■ Stated goal: Your task is to reproduce the material exactly.

■ Supplied data:

+++

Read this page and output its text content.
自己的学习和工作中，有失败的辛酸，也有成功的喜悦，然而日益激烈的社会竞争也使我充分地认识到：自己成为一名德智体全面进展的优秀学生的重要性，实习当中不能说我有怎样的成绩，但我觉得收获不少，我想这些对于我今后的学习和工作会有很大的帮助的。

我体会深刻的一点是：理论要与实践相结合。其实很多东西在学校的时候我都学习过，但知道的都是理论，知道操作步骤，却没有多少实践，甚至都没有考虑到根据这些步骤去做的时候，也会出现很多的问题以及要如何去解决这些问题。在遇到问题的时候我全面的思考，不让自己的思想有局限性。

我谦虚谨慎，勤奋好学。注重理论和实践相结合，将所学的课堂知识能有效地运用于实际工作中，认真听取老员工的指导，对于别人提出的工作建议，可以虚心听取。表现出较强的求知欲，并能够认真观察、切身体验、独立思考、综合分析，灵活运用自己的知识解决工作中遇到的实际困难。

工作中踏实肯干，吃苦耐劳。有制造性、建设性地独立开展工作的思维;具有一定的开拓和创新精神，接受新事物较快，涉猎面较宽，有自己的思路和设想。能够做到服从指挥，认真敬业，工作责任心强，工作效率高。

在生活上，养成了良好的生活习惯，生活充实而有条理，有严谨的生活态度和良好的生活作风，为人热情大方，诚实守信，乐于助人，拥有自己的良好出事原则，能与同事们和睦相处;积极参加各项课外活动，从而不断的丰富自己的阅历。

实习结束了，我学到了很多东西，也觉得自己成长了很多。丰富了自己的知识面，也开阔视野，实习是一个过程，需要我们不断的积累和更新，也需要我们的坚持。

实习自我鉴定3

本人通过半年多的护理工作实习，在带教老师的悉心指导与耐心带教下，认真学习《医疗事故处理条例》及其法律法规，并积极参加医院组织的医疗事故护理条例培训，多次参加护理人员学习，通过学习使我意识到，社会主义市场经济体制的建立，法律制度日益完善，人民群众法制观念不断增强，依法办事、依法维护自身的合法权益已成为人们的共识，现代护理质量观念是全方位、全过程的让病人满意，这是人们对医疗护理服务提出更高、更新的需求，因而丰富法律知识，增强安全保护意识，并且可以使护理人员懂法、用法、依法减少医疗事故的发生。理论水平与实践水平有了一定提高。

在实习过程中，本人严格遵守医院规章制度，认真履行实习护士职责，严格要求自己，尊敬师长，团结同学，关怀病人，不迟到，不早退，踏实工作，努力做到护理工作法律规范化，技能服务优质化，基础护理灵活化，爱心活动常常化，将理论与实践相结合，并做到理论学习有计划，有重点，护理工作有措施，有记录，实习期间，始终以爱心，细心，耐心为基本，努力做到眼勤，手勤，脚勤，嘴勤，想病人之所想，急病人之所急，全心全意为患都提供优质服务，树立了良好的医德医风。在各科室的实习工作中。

+++

■ Answer for the task:
Read this page and output its text content.
自己的学习和工作中，有失败的辛酸，也有成功的喜悦，然而日益激烈的社会竞争也使我充分地认识到：自己成为一名德智体全面进展的优秀学生的重要性，实习当中不能说我有怎样的成绩，但我觉得收获不少，我想这些对于我今后的学习和工作会有很大的帮助的。

我体会深刻的一点是：理论要与实践相结合。其实很多东西在学校的时候我都学习过，但知道的都是理论，知道操作步骤，却没有多少实践，甚至都没有考虑到根据这些步骤去做的时候，也会出现很多的问题以及要如何去解决这些问题。在遇到问题的时候我全面的思考，不让自己的思想有局限性。

我谦虚谨慎，勤奋好学。注重理论和实践相结合，将所学的课堂知识能有效地运用于实际工作中，认真听取老员工的指导，对于别人提出的工作建议，可以虚心听取。表现出较强的求知欲，并能够认真观察、切身体验、独立思考、综合分析，灵活运用自己的知识解决工作中遇到的实际困难。

工作中踏实肯干，吃苦耐劳。有制造性、建设性地独立开展工作的思维;具有一定的开拓和创新精神，接受新事物较快，涉猎面较宽，有自己的思路和设想。能够做到服从指挥，认真敬业，工作责任心强，工作效率高。

在生活上，养成了良好的生活习惯，生活充实而有条理，有严谨的生活态度和良好的生活作风，为人热情大方，诚实守信，乐于助人，拥有自己的良好出事原则，能与同事们和睦相处;积极参加各项课外活动，从而不断的丰富自己的阅历。

实习结束了，我学到了很多东西，也觉得自己成长了很多。丰富了自己的知识面，也开阔视野，实习是一个过程，需要我们不断的积累和更新，也需要我们的坚持。

实习自我鉴定3

本人通过半年多的护理工作实习，在带教老师的悉心指导与耐心带教下，认真学习《医疗事故处理条例》及其法律法规，并积极参加医院组织的医疗事故护理条例培训，多次参加护理人员学习，通过学习使我意识到，社会主义市场经济体制的建立，法律制度日益完善，人民群众法制观念不断增强，依法办事、依法维护自身的合法权益已成为人们的共识，现代护理质量观念是全方位、全过程的让病人满意，这是人们对医疗护理服务提出更高、更新的需求，因而丰富法律知识，增强安全保护意识，并且可以使护理人员懂法、用法、依法减少医疗事故的发生。理论水平与实践水平有了一定提高。

在实习过程中，本人严格遵守医院规章制度，认真履行实习护士职责，严格要求自己，尊敬师长，团结同学，关怀病人，不迟到，不早退，踏实工作，努力做到护理工作法律规范化，技能服务优质化，基础护理灵活化，爱心活动常常化，将理论与实践相结合，并做到理论学习有计划，有重点，护理工作有措施，有记录，实习期间，始终以爱心，细心，耐心为基本，努力做到眼勤，手勤，脚勤，嘴勤，想病人之所想，急病人之所急，全心全意为患都提供优质服务，树立了良好的医德医风。在各科室的实习工作中。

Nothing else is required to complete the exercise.